(Figure content listings)
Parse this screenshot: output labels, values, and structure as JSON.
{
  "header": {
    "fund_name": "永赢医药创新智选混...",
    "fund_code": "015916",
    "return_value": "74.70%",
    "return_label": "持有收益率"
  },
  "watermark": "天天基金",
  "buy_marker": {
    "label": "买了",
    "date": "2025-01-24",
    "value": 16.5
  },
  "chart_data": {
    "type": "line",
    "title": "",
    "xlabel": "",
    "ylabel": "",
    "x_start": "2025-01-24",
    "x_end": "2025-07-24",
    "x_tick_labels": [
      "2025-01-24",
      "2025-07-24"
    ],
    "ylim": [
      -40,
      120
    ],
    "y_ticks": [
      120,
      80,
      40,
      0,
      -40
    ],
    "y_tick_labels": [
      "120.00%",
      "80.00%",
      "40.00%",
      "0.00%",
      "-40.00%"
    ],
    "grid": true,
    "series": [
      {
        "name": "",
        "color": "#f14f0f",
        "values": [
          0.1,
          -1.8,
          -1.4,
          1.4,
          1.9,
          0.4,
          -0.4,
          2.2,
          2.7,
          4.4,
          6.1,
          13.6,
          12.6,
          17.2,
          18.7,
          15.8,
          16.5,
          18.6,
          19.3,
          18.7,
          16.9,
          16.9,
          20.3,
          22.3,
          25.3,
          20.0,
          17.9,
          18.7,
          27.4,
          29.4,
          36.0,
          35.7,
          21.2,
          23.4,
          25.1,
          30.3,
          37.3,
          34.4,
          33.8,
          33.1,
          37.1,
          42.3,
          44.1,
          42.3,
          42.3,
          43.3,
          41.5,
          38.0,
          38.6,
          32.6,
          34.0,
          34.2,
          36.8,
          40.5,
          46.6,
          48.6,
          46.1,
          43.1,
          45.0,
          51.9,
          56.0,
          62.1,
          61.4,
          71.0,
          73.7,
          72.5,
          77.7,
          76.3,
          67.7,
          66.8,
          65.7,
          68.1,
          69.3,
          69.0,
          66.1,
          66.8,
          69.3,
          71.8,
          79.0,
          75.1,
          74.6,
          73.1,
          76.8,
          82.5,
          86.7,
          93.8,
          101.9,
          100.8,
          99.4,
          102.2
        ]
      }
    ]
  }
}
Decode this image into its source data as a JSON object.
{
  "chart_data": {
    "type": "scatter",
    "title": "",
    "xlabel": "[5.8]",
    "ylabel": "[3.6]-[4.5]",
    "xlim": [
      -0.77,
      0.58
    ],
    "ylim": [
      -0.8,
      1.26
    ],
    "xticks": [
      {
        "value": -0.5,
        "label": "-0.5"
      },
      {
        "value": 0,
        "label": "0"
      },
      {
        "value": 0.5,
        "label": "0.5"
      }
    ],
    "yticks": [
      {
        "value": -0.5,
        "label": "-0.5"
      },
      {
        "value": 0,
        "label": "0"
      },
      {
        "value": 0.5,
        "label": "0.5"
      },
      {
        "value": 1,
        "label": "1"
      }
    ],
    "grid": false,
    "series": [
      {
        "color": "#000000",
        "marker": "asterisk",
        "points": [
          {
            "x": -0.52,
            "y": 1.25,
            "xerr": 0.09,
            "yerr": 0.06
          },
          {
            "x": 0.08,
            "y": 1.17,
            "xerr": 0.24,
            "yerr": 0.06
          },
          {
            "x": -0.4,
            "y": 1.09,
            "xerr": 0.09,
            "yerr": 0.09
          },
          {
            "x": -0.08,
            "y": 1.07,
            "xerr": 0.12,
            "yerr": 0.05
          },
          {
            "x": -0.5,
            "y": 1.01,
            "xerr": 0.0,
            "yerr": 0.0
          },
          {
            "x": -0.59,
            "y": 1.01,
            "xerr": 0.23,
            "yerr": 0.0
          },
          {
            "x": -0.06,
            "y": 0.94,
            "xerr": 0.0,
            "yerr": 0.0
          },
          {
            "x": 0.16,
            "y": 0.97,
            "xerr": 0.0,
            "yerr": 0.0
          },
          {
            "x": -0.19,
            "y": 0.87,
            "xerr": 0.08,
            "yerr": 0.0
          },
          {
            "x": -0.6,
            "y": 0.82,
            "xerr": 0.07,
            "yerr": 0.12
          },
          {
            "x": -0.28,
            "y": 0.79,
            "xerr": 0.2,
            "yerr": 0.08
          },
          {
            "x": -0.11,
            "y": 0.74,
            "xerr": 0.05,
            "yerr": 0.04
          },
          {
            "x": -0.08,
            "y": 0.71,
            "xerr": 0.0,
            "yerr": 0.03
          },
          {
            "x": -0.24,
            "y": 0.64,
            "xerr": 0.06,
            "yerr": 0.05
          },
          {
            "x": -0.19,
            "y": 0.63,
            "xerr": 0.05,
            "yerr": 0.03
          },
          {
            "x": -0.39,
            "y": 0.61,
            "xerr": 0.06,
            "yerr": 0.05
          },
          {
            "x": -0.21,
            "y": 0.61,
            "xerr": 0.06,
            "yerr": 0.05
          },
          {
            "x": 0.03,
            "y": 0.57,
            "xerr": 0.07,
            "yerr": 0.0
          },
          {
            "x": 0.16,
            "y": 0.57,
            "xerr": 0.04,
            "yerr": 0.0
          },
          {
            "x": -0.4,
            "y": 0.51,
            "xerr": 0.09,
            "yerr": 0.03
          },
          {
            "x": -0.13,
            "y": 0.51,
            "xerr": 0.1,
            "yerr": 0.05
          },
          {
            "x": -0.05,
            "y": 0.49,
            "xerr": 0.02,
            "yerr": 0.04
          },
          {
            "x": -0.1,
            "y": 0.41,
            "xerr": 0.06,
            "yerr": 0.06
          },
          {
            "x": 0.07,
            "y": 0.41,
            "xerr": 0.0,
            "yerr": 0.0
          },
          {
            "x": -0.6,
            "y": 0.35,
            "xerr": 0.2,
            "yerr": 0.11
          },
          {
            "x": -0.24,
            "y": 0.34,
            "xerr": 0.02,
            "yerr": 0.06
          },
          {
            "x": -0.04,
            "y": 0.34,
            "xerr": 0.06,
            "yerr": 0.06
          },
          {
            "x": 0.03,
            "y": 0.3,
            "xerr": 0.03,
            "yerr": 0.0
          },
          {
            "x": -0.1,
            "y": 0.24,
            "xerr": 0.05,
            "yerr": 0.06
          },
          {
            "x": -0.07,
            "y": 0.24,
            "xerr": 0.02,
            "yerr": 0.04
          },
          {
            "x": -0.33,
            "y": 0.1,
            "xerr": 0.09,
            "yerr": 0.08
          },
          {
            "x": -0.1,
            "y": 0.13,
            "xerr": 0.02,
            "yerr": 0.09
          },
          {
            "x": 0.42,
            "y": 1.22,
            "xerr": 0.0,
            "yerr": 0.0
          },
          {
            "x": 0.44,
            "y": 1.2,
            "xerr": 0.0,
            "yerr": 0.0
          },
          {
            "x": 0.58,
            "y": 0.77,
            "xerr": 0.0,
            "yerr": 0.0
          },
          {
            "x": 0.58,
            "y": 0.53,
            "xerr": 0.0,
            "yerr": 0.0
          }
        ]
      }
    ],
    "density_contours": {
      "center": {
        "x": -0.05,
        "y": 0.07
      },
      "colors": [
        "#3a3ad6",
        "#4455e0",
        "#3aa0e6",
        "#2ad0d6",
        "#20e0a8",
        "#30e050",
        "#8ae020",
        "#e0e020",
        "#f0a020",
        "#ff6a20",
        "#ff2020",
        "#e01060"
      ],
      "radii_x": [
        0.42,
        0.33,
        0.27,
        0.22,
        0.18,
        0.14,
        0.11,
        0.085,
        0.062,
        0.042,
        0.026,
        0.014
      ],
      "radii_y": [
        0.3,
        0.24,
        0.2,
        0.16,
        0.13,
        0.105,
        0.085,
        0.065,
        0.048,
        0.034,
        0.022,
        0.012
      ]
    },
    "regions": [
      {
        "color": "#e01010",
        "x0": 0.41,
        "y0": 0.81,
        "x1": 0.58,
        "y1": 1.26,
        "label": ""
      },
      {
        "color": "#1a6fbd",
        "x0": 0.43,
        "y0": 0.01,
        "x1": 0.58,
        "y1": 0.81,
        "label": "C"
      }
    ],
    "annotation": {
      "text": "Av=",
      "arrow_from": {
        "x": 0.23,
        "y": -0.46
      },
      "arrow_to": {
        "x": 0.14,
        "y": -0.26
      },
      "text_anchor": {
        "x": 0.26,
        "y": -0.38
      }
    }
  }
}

# EXERCISE REQUIREMENTS:
Locate all lines in the listing above with the word "values" and copy them.

# SOLUTION FOR THIS EXERCISE:
Parse this screenshot: output labels, values, and structure as JSON.
        "values": [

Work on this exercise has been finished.